Dataset entries
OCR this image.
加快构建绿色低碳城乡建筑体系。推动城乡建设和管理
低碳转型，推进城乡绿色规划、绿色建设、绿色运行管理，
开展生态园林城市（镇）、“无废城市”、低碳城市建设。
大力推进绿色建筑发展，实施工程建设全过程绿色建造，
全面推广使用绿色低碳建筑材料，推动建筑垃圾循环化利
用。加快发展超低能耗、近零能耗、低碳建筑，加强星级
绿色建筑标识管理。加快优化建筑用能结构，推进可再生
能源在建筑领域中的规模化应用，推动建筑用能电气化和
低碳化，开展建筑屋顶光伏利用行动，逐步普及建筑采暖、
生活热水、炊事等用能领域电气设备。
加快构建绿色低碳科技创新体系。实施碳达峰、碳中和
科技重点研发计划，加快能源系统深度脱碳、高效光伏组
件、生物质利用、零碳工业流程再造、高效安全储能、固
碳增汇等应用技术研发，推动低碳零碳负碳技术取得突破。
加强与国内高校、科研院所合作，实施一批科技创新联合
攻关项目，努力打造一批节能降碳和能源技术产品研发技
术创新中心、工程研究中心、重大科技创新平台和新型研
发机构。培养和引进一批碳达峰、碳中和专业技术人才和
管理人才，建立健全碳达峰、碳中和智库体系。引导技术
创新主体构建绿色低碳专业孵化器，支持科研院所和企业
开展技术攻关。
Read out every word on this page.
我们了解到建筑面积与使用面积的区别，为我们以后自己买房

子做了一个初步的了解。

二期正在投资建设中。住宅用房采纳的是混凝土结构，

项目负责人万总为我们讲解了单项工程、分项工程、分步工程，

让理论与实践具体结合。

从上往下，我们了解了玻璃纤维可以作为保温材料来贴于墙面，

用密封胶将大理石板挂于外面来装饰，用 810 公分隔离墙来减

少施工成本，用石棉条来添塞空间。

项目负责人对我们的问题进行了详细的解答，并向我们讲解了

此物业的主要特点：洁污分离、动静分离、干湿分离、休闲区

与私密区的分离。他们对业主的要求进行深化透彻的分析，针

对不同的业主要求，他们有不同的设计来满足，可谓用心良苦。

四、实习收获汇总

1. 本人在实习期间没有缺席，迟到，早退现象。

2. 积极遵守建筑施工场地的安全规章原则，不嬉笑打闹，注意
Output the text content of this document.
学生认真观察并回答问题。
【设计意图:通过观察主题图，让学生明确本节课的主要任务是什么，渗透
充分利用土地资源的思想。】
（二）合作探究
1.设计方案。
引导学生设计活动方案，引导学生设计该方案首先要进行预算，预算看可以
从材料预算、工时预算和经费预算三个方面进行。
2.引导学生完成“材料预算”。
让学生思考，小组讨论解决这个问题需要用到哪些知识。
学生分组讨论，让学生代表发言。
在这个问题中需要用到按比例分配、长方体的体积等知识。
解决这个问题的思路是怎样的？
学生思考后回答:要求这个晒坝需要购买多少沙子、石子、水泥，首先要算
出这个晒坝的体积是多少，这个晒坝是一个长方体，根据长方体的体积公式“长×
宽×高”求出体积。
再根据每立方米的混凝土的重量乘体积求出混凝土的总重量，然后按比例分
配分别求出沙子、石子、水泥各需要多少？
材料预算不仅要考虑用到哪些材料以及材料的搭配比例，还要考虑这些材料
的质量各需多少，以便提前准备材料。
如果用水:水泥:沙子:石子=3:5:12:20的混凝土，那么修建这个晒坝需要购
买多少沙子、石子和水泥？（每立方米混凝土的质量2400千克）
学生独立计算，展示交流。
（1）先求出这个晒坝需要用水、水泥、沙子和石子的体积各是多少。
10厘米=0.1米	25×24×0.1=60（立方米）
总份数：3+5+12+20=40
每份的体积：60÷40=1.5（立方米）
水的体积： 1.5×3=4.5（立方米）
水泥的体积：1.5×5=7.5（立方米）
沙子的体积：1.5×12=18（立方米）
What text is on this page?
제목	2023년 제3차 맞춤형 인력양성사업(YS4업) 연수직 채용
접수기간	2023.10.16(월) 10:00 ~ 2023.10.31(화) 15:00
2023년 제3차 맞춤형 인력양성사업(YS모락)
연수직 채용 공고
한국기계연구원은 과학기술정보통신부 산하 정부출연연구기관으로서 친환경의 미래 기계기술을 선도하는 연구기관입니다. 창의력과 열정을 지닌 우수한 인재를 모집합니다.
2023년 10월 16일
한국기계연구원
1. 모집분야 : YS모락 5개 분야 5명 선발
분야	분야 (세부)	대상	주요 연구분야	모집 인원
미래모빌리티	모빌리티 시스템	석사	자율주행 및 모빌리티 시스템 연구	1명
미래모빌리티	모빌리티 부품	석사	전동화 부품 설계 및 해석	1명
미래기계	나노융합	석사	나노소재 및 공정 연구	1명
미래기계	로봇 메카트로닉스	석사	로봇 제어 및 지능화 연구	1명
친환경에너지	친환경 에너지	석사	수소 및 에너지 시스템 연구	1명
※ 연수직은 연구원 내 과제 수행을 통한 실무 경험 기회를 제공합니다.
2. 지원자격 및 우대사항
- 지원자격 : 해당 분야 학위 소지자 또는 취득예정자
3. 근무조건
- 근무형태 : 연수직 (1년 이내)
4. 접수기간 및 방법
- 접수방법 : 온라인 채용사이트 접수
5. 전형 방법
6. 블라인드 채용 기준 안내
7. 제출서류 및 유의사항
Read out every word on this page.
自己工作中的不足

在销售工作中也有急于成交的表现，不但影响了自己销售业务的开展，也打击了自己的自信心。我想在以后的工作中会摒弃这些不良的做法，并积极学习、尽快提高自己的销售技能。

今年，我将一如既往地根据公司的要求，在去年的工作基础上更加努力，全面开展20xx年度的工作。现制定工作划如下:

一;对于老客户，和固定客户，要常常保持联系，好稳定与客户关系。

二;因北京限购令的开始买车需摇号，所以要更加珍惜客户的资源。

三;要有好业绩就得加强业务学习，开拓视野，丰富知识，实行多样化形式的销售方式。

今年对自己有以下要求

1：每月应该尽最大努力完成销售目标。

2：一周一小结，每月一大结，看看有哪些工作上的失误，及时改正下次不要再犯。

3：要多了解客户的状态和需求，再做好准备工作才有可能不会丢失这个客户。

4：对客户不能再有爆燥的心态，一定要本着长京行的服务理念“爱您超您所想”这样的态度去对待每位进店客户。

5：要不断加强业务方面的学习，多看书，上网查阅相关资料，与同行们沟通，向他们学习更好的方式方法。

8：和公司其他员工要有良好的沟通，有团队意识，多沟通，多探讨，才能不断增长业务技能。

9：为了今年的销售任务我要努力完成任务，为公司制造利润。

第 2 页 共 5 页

▶ [What to do]
Look through the listing above and count the lines where the string "this" appears. Report the number only.

▶ [Answer for the task]
5